━━ Data for processing
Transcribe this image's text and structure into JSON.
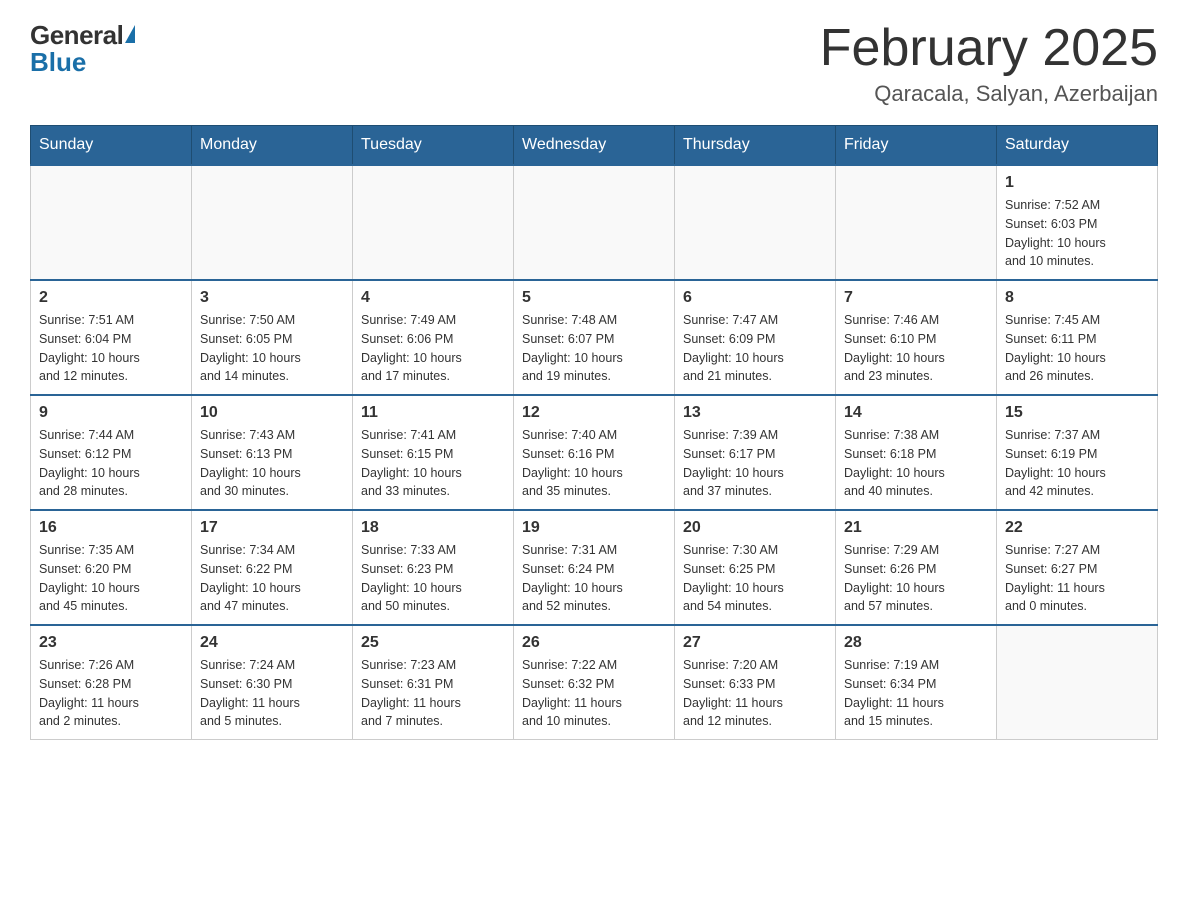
{
  "header": {
    "logo_general": "General",
    "logo_blue": "Blue",
    "title": "February 2025",
    "subtitle": "Qaracala, Salyan, Azerbaijan"
  },
  "weekdays": [
    "Sunday",
    "Monday",
    "Tuesday",
    "Wednesday",
    "Thursday",
    "Friday",
    "Saturday"
  ],
  "weeks": [
    [
      {
        "day": "",
        "info": ""
      },
      {
        "day": "",
        "info": ""
      },
      {
        "day": "",
        "info": ""
      },
      {
        "day": "",
        "info": ""
      },
      {
        "day": "",
        "info": ""
      },
      {
        "day": "",
        "info": ""
      },
      {
        "day": "1",
        "info": "Sunrise: 7:52 AM\nSunset: 6:03 PM\nDaylight: 10 hours\nand 10 minutes."
      }
    ],
    [
      {
        "day": "2",
        "info": "Sunrise: 7:51 AM\nSunset: 6:04 PM\nDaylight: 10 hours\nand 12 minutes."
      },
      {
        "day": "3",
        "info": "Sunrise: 7:50 AM\nSunset: 6:05 PM\nDaylight: 10 hours\nand 14 minutes."
      },
      {
        "day": "4",
        "info": "Sunrise: 7:49 AM\nSunset: 6:06 PM\nDaylight: 10 hours\nand 17 minutes."
      },
      {
        "day": "5",
        "info": "Sunrise: 7:48 AM\nSunset: 6:07 PM\nDaylight: 10 hours\nand 19 minutes."
      },
      {
        "day": "6",
        "info": "Sunrise: 7:47 AM\nSunset: 6:09 PM\nDaylight: 10 hours\nand 21 minutes."
      },
      {
        "day": "7",
        "info": "Sunrise: 7:46 AM\nSunset: 6:10 PM\nDaylight: 10 hours\nand 23 minutes."
      },
      {
        "day": "8",
        "info": "Sunrise: 7:45 AM\nSunset: 6:11 PM\nDaylight: 10 hours\nand 26 minutes."
      }
    ],
    [
      {
        "day": "9",
        "info": "Sunrise: 7:44 AM\nSunset: 6:12 PM\nDaylight: 10 hours\nand 28 minutes."
      },
      {
        "day": "10",
        "info": "Sunrise: 7:43 AM\nSunset: 6:13 PM\nDaylight: 10 hours\nand 30 minutes."
      },
      {
        "day": "11",
        "info": "Sunrise: 7:41 AM\nSunset: 6:15 PM\nDaylight: 10 hours\nand 33 minutes."
      },
      {
        "day": "12",
        "info": "Sunrise: 7:40 AM\nSunset: 6:16 PM\nDaylight: 10 hours\nand 35 minutes."
      },
      {
        "day": "13",
        "info": "Sunrise: 7:39 AM\nSunset: 6:17 PM\nDaylight: 10 hours\nand 37 minutes."
      },
      {
        "day": "14",
        "info": "Sunrise: 7:38 AM\nSunset: 6:18 PM\nDaylight: 10 hours\nand 40 minutes."
      },
      {
        "day": "15",
        "info": "Sunrise: 7:37 AM\nSunset: 6:19 PM\nDaylight: 10 hours\nand 42 minutes."
      }
    ],
    [
      {
        "day": "16",
        "info": "Sunrise: 7:35 AM\nSunset: 6:20 PM\nDaylight: 10 hours\nand 45 minutes."
      },
      {
        "day": "17",
        "info": "Sunrise: 7:34 AM\nSunset: 6:22 PM\nDaylight: 10 hours\nand 47 minutes."
      },
      {
        "day": "18",
        "info": "Sunrise: 7:33 AM\nSunset: 6:23 PM\nDaylight: 10 hours\nand 50 minutes."
      },
      {
        "day": "19",
        "info": "Sunrise: 7:31 AM\nSunset: 6:24 PM\nDaylight: 10 hours\nand 52 minutes."
      },
      {
        "day": "20",
        "info": "Sunrise: 7:30 AM\nSunset: 6:25 PM\nDaylight: 10 hours\nand 54 minutes."
      },
      {
        "day": "21",
        "info": "Sunrise: 7:29 AM\nSunset: 6:26 PM\nDaylight: 10 hours\nand 57 minutes."
      },
      {
        "day": "22",
        "info": "Sunrise: 7:27 AM\nSunset: 6:27 PM\nDaylight: 11 hours\nand 0 minutes."
      }
    ],
    [
      {
        "day": "23",
        "info": "Sunrise: 7:26 AM\nSunset: 6:28 PM\nDaylight: 11 hours\nand 2 minutes."
      },
      {
        "day": "24",
        "info": "Sunrise: 7:24 AM\nSunset: 6:30 PM\nDaylight: 11 hours\nand 5 minutes."
      },
      {
        "day": "25",
        "info": "Sunrise: 7:23 AM\nSunset: 6:31 PM\nDaylight: 11 hours\nand 7 minutes."
      },
      {
        "day": "26",
        "info": "Sunrise: 7:22 AM\nSunset: 6:32 PM\nDaylight: 11 hours\nand 10 minutes."
      },
      {
        "day": "27",
        "info": "Sunrise: 7:20 AM\nSunset: 6:33 PM\nDaylight: 11 hours\nand 12 minutes."
      },
      {
        "day": "28",
        "info": "Sunrise: 7:19 AM\nSunset: 6:34 PM\nDaylight: 11 hours\nand 15 minutes."
      },
      {
        "day": "",
        "info": ""
      }
    ]
  ]
}
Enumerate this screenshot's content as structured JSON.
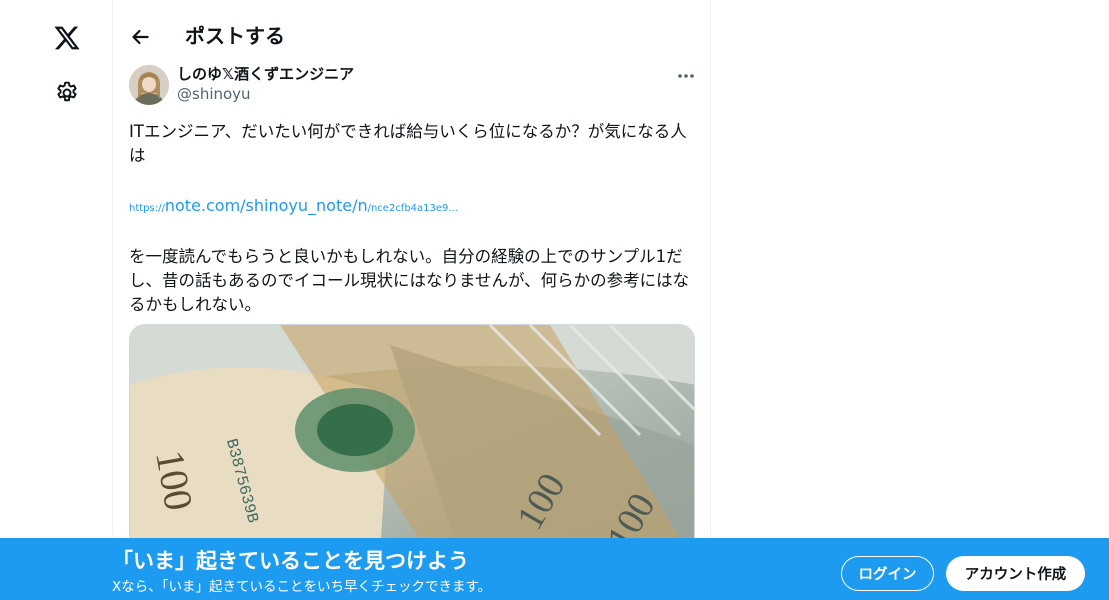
{
  "nav": {
    "logo_icon": "x-logo-icon",
    "settings_icon": "gear-icon"
  },
  "header": {
    "back_icon": "arrow-left-icon",
    "title": "ポストする"
  },
  "post": {
    "author_name": "しのゆ𝕏酒くずエンジニア",
    "author_handle": "@shinoyu",
    "more_icon": "ellipsis-icon",
    "text_line1": "ITエンジニア、だいたい何ができれば給与いくら位になるか？が気になる人は",
    "link_prefix": "https://",
    "link_main": "note.com/shinoyu_note/n",
    "link_suffix": "/nce2cfb4a13e9...",
    "text_line2": "を一度読んでもらうと良いかもしれない。自分の経験の上でのサンプル1だし、昔の話もあるのでイコール現状にはなりませんが、何らかの参考にはなるかもしれない。"
  },
  "banner": {
    "title": "「いま」起きていることを見つけよう",
    "subtitle": "Xなら、「いま」起きていることをいち早くチェックできます。",
    "login_label": "ログイン",
    "signup_label": "アカウント作成"
  },
  "colors": {
    "accent": "#1d9bf0",
    "text": "#0f1419",
    "secondary": "#536471"
  }
}
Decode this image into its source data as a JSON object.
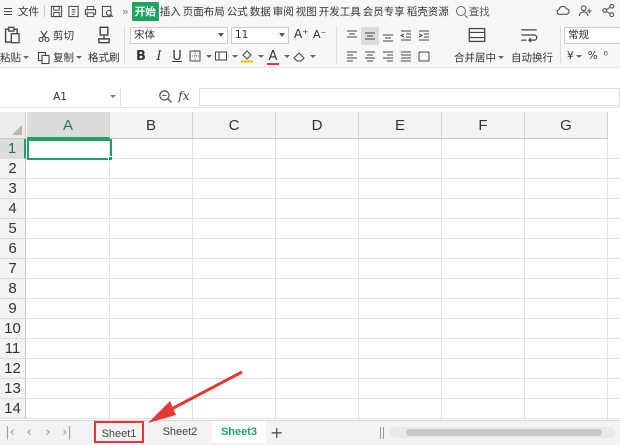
{
  "menubar": {
    "file_label": "文件",
    "tabs": [
      "开始",
      "插入",
      "页面布局",
      "公式",
      "数据",
      "审阅",
      "视图",
      "开发工具",
      "会员专享",
      "稻壳资源"
    ],
    "active_tab": "开始",
    "search_label": "查找",
    "more_symbol": "»"
  },
  "ribbon": {
    "paste_label": "粘贴",
    "cut_label": "剪切",
    "copy_label": "复制",
    "format_painter_label": "格式刷",
    "font_name": "宋体",
    "font_size": "11",
    "font_grow": "A⁺",
    "font_shrink": "A⁻",
    "bold": "B",
    "italic": "I",
    "underline": "U",
    "font_color_glyph": "A",
    "merge_center_label": "合并居中",
    "wrap_text_label": "自动换行",
    "number_format": "常规",
    "currency_symbol": "¥",
    "percent_symbol": "%",
    "thousands_symbol": "⁰"
  },
  "formula_bar": {
    "name_box": "A1",
    "fx_label": "fx",
    "formula": ""
  },
  "grid": {
    "columns": [
      "A",
      "B",
      "C",
      "D",
      "E",
      "F",
      "G"
    ],
    "rows": [
      "1",
      "2",
      "3",
      "4",
      "5",
      "6",
      "7",
      "8",
      "9",
      "10",
      "11",
      "12",
      "13",
      "14"
    ],
    "selected_cell": "A1"
  },
  "sheets": {
    "tabs": [
      "Sheet1",
      "Sheet2",
      "Sheet3"
    ],
    "active": "Sheet3",
    "highlighted": "Sheet1",
    "add_symbol": "+"
  },
  "colors": {
    "accent_green": "#1da462",
    "annotation_red": "#e53935"
  }
}
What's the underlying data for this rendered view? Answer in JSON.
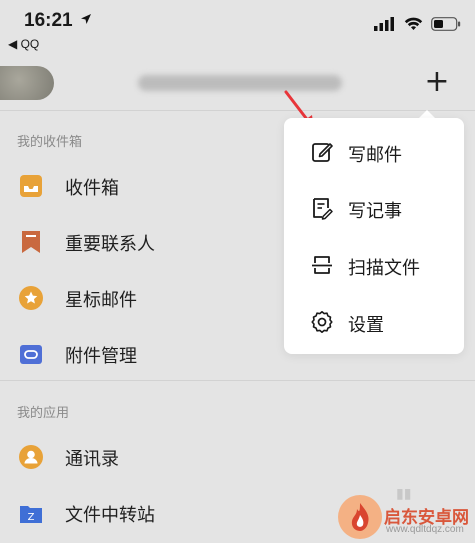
{
  "status_bar": {
    "time": "16:21",
    "back_app": "◀ QQ"
  },
  "header": {
    "add_symbol": "+"
  },
  "sections": {
    "inbox_title": "我的收件箱",
    "apps_title": "我的应用"
  },
  "inbox_items": [
    {
      "label": "收件箱",
      "icon": "inbox-icon"
    },
    {
      "label": "重要联系人",
      "icon": "bookmark-icon"
    },
    {
      "label": "星标邮件",
      "icon": "star-icon"
    },
    {
      "label": "附件管理",
      "icon": "attachment-icon"
    }
  ],
  "app_items": [
    {
      "label": "通讯录",
      "icon": "contacts-icon"
    },
    {
      "label": "文件中转站",
      "icon": "file-transfer-icon"
    }
  ],
  "popup_menu": {
    "items": [
      {
        "label": "写邮件",
        "icon": "compose-icon"
      },
      {
        "label": "写记事",
        "icon": "note-icon"
      },
      {
        "label": "扫描文件",
        "icon": "scan-icon"
      },
      {
        "label": "设置",
        "icon": "gear-icon"
      }
    ]
  },
  "watermark": {
    "name": "启东安卓网",
    "url": "www.qdltdqz.com"
  },
  "colors": {
    "inbox": "#e8a238",
    "contacts_bookmark": "#c9693f",
    "star": "#e8a238",
    "attachment": "#4f6fd6",
    "contacts": "#e8a238",
    "transfer": "#3f6fd6",
    "arrow": "#e8353a"
  }
}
━━━━
Written exercise: Count the lines of the material that include the word "transfer", then report only the total.

Full solution: 2